## GIVEN RECORDS
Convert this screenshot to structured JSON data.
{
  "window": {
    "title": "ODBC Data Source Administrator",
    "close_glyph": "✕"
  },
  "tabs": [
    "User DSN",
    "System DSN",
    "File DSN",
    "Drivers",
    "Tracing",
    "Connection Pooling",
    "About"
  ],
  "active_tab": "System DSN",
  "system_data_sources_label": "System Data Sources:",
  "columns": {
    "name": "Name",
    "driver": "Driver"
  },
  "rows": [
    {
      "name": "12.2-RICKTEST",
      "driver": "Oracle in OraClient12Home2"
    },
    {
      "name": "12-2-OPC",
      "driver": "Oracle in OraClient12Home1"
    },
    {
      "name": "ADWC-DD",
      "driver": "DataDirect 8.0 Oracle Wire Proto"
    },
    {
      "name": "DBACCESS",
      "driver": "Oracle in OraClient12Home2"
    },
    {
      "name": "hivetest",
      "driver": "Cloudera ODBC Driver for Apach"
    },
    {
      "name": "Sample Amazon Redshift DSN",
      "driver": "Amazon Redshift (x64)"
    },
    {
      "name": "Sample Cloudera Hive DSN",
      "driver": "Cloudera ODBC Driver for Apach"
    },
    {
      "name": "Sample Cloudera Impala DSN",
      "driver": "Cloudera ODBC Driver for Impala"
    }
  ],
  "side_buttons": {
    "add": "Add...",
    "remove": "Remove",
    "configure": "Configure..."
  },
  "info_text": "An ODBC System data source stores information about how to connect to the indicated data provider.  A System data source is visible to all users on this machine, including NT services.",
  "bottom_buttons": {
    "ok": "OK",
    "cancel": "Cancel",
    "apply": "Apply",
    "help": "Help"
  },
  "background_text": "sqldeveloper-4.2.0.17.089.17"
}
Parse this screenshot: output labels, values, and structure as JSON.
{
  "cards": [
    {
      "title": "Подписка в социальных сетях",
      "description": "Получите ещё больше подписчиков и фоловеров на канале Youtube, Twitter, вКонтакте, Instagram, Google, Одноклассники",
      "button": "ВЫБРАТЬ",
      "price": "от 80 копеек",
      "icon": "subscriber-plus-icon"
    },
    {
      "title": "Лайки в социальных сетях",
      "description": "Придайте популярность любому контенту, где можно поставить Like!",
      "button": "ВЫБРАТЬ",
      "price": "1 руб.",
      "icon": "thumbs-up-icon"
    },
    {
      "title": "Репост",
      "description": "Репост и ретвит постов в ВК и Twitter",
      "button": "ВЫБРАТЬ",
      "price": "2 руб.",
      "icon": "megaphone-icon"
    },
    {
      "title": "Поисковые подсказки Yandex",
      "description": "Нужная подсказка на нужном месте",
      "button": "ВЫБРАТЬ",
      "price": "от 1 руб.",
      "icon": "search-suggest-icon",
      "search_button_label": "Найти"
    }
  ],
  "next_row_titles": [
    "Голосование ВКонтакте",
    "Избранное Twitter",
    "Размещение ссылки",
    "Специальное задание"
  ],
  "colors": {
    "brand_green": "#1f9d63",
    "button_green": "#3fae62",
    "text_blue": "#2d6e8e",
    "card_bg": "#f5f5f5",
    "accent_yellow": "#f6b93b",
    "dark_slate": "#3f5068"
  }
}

## TASK DESCRIPTION
Within the listing above, work out how many lines contain the string "JSON", and reply with that number only.

## SOLUTION FOR THIS PROBLEM
2